DATASET EXCERPTS
— Start —

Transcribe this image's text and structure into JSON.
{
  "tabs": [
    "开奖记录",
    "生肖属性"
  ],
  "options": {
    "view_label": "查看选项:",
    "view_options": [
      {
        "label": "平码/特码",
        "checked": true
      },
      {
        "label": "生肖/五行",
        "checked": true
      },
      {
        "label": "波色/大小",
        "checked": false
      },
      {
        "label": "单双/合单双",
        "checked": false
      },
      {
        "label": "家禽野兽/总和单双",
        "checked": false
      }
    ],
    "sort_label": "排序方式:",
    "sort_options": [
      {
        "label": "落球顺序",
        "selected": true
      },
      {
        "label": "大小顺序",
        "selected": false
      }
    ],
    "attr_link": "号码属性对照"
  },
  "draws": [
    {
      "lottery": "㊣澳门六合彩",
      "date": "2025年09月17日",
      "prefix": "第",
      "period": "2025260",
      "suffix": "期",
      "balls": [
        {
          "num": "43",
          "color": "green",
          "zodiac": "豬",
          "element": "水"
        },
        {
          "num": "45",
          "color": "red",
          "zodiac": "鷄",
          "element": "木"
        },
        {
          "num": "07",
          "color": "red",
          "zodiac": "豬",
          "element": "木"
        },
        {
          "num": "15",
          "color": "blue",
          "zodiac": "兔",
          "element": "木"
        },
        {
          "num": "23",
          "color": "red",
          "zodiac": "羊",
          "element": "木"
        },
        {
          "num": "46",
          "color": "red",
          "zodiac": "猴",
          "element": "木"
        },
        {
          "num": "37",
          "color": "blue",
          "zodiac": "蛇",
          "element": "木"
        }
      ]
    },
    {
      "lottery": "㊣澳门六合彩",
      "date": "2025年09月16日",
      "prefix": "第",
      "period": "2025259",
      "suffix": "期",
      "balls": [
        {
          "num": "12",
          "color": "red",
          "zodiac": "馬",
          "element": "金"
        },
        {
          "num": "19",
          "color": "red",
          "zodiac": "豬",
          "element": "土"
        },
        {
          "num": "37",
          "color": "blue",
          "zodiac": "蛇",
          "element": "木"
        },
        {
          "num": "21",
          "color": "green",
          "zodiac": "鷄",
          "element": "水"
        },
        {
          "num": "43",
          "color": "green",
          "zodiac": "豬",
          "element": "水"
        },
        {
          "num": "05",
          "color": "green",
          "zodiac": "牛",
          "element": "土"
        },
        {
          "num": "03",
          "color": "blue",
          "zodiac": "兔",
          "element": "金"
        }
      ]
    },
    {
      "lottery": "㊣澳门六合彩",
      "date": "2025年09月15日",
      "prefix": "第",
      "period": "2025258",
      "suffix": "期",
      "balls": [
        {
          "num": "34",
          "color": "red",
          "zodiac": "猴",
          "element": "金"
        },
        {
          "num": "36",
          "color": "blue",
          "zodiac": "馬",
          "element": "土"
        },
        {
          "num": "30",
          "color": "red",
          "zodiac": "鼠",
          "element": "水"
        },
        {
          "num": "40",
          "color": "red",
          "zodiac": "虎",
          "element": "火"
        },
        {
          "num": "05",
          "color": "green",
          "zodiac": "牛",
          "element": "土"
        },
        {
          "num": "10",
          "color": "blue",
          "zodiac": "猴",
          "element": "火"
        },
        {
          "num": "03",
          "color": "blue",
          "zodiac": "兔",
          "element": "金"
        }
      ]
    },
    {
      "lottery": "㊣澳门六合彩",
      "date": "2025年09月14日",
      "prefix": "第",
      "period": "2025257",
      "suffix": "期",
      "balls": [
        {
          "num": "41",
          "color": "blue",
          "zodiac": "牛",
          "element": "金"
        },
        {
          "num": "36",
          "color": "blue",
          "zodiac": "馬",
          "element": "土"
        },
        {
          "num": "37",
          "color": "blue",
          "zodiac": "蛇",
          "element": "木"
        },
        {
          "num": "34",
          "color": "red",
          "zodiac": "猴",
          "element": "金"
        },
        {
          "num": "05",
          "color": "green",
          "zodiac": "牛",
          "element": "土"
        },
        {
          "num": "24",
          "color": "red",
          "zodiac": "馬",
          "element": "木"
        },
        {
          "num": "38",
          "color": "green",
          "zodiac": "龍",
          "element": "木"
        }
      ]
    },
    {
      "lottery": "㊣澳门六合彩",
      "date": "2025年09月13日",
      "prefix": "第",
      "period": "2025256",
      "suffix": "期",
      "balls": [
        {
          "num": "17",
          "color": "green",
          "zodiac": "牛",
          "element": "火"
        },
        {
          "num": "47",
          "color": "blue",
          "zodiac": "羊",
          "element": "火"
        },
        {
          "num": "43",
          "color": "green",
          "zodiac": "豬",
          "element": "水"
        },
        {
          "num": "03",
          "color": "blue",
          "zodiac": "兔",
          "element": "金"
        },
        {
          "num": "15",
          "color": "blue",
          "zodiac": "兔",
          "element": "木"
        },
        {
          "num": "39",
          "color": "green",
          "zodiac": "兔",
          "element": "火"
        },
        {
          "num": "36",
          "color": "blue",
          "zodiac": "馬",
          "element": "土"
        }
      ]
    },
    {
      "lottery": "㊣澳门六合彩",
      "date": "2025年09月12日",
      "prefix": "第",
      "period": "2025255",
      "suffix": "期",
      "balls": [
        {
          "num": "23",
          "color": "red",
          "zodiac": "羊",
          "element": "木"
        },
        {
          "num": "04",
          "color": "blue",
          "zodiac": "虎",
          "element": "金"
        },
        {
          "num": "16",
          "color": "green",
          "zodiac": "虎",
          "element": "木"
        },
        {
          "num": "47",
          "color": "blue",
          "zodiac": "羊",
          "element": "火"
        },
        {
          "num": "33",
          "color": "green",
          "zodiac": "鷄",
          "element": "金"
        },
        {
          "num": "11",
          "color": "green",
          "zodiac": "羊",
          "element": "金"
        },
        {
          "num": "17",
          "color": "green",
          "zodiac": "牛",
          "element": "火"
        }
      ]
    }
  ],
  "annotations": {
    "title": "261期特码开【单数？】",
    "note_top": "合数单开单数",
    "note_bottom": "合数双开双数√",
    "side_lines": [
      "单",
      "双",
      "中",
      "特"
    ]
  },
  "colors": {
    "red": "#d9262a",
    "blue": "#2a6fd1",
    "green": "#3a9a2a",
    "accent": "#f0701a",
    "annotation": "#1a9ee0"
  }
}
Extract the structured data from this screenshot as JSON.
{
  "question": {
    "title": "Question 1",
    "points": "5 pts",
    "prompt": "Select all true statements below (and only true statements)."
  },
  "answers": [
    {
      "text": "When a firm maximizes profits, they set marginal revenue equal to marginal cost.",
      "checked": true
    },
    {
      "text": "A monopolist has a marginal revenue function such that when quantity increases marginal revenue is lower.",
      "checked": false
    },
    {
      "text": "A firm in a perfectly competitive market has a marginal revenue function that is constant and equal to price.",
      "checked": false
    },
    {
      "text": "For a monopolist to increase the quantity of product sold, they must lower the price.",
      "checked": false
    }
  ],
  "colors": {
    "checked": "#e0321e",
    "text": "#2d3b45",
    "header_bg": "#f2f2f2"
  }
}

— End —

Set down the entries above again, word for word.

Transcribe this image's text and structure into JSON.
{
  "tabs": [
    "开奖记录",
    "生肖属性"
  ],
  "options": {
    "view_label": "查看选项:",
    "view_options": [
      {
        "label": "平码/特码",
        "checked": true
      },
      {
        "label": "生肖/五行",
        "checked": true
      },
      {
        "label": "波色/大小",
        "checked": false
      },
      {
        "label": "单双/合单双",
        "checked": false
      },
      {
        "label": "家禽野兽/总和单双",
        "checked": false
      }
    ],
    "sort_label": "排序方式:",
    "sort_options": [
      {
        "label": "落球顺序",
        "selected": true
      },
      {
        "label": "大小顺序",
        "selected": false
      }
    ],
    "attr_link": "号码属性对照"
  },
  "draws": [
    {
      "lottery": "㊣澳门六合彩",
      "date": "2025年09月17日",
      "prefix": "第",
      "period": "2025260",
      "suffix": "期",
      "balls": [
        {
          "num": "43",
          "color": "green",
          "zodiac": "豬",
          "element": "水"
        },
        {
          "num": "45",
          "color": "red",
          "zodiac": "鷄",
          "element": "木"
        },
        {
          "num": "07",
          "color": "red",
          "zodiac": "豬",
          "element": "木"
        },
        {
          "num": "15",
          "color": "blue",
          "zodiac": "兔",
          "element": "木"
        },
        {
          "num": "23",
          "color": "red",
          "zodiac": "羊",
          "element": "木"
        },
        {
          "num": "46",
          "color": "red",
          "zodiac": "猴",
          "element": "木"
        },
        {
          "num": "37",
          "color": "blue",
          "zodiac": "蛇",
          "element": "木"
        }
      ]
    },
    {
      "lottery": "㊣澳门六合彩",
      "date": "2025年09月16日",
      "prefix": "第",
      "period": "2025259",
      "suffix": "期",
      "balls": [
        {
          "num": "12",
          "color": "red",
          "zodiac": "馬",
          "element": "金"
        },
        {
          "num": "19",
          "color": "red",
          "zodiac": "豬",
          "element": "土"
        },
        {
          "num": "37",
          "color": "blue",
          "zodiac": "蛇",
          "element": "木"
        },
        {
          "num": "21",
          "color": "green",
          "zodiac": "鷄",
          "element": "水"
        },
        {
          "num": "43",
          "color": "green",
          "zodiac": "豬",
          "element": "水"
        },
        {
          "num": "05",
          "color": "green",
          "zodiac": "牛",
          "element": "土"
        },
        {
          "num": "03",
          "color": "blue",
          "zodiac": "兔",
          "element": "金"
        }
      ]
    },
    {
      "lottery": "㊣澳门六合彩",
      "date": "2025年09月15日",
      "prefix": "第",
      "period": "2025258",
      "suffix": "期",
      "balls": [
        {
          "num": "34",
          "color": "red",
          "zodiac": "猴",
          "element": "金"
        },
        {
          "num": "36",
          "color": "blue",
          "zodiac": "馬",
          "element": "土"
        },
        {
          "num": "30",
          "color": "red",
          "zodiac": "鼠",
          "element": "水"
        },
        {
          "num": "40",
          "color": "red",
          "zodiac": "虎",
          "element": "火"
        },
        {
          "num": "05",
          "color": "green",
          "zodiac": "牛",
          "element": "土"
        },
        {
          "num": "10",
          "color": "blue",
          "zodiac": "猴",
          "element": "火"
        },
        {
          "num": "03",
          "color": "blue",
          "zodiac": "兔",
          "element": "金"
        }
      ]
    },
    {
      "lottery": "㊣澳门六合彩",
      "date": "2025年09月14日",
      "prefix": "第",
      "period": "2025257",
      "suffix": "期",
      "balls": [
        {
          "num": "41",
          "color": "blue",
          "zodiac": "牛",
          "element": "金"
        },
        {
          "num": "36",
          "color": "blue",
          "zodiac": "馬",
          "element": "土"
        },
        {
          "num": "37",
          "color": "blue",
          "zodiac": "蛇",
          "element": "木"
        },
        {
          "num": "34",
          "color": "red",
          "zodiac": "猴",
          "element": "金"
        },
        {
          "num": "05",
          "color": "green",
          "zodiac": "牛",
          "element": "土"
        },
        {
          "num": "24",
          "color": "red",
          "zodiac": "馬",
          "element": "木"
        },
        {
          "num": "38",
          "color": "green",
          "zodiac": "龍",
          "element": "木"
        }
      ]
    },
    {
      "lottery": "㊣澳门六合彩",
      "date": "2025年09月13日",
      "prefix": "第",
      "period": "2025256",
      "suffix": "期",
      "balls": [
        {
          "num": "17",
          "color": "green",
          "zodiac": "牛",
          "element": "火"
        },
        {
          "num": "47",
          "color": "blue",
          "zodiac": "羊",
          "element": "火"
        },
        {
          "num": "43",
          "color": "green",
          "zodiac": "豬",
          "element": "水"
        },
        {
          "num": "03",
          "color": "blue",
          "zodiac": "兔",
          "element": "金"
        },
        {
          "num": "15",
          "color": "blue",
          "zodiac": "兔",
          "element": "木"
        },
        {
          "num": "39",
          "color": "green",
          "zodiac": "兔",
          "element": "火"
        },
        {
          "num": "36",
          "color": "blue",
          "zodiac": "馬",
          "element": "土"
        }
      ]
    },
    {
      "lottery": "㊣澳门六合彩",
      "date": "2025年09月12日",
      "prefix": "第",
      "period": "2025255",
      "suffix": "期",
      "balls": [
        {
          "num": "23",
          "color": "red",
          "zodiac": "羊",
          "element": "木"
        },
        {
          "num": "04",
          "color": "blue",
          "zodiac": "虎",
          "element": "金"
        },
        {
          "num": "16",
          "color": "green",
          "zodiac": "虎",
          "element": "木"
        },
        {
          "num": "47",
          "color": "blue",
          "zodiac": "羊",
          "element": "火"
        },
        {
          "num": "33",
          "color": "green",
          "zodiac": "鷄",
          "element": "金"
        },
        {
          "num": "11",
          "color": "green",
          "zodiac": "羊",
          "element": "金"
        },
        {
          "num": "17",
          "color": "green",
          "zodiac": "牛",
          "element": "火"
        }
      ]
    }
  ],
  "annotations": {
    "title": "261期特码开【单数？】",
    "note_top": "合数单开单数",
    "note_bottom": "合数双开双数√",
    "side_lines": [
      "单",
      "双",
      "中",
      "特"
    ]
  },
  "colors": {
    "red": "#d9262a",
    "blue": "#2a6fd1",
    "green": "#3a9a2a",
    "accent": "#f0701a",
    "annotation": "#1a9ee0"
  }
}
Extract the structured data from this screenshot as JSON.
{
  "question": {
    "title": "Question 1",
    "points": "5 pts",
    "prompt": "Select all true statements below (and only true statements)."
  },
  "answers": [
    {
      "text": "When a firm maximizes profits, they set marginal revenue equal to marginal cost.",
      "checked": true
    },
    {
      "text": "A monopolist has a marginal revenue function such that when quantity increases marginal revenue is lower.",
      "checked": false
    },
    {
      "text": "A firm in a perfectly competitive market has a marginal revenue function that is constant and equal to price.",
      "checked": false
    },
    {
      "text": "For a monopolist to increase the quantity of product sold, they must lower the price.",
      "checked": false
    }
  ],
  "colors": {
    "checked": "#e0321e",
    "text": "#2d3b45",
    "header_bg": "#f2f2f2"
  }
}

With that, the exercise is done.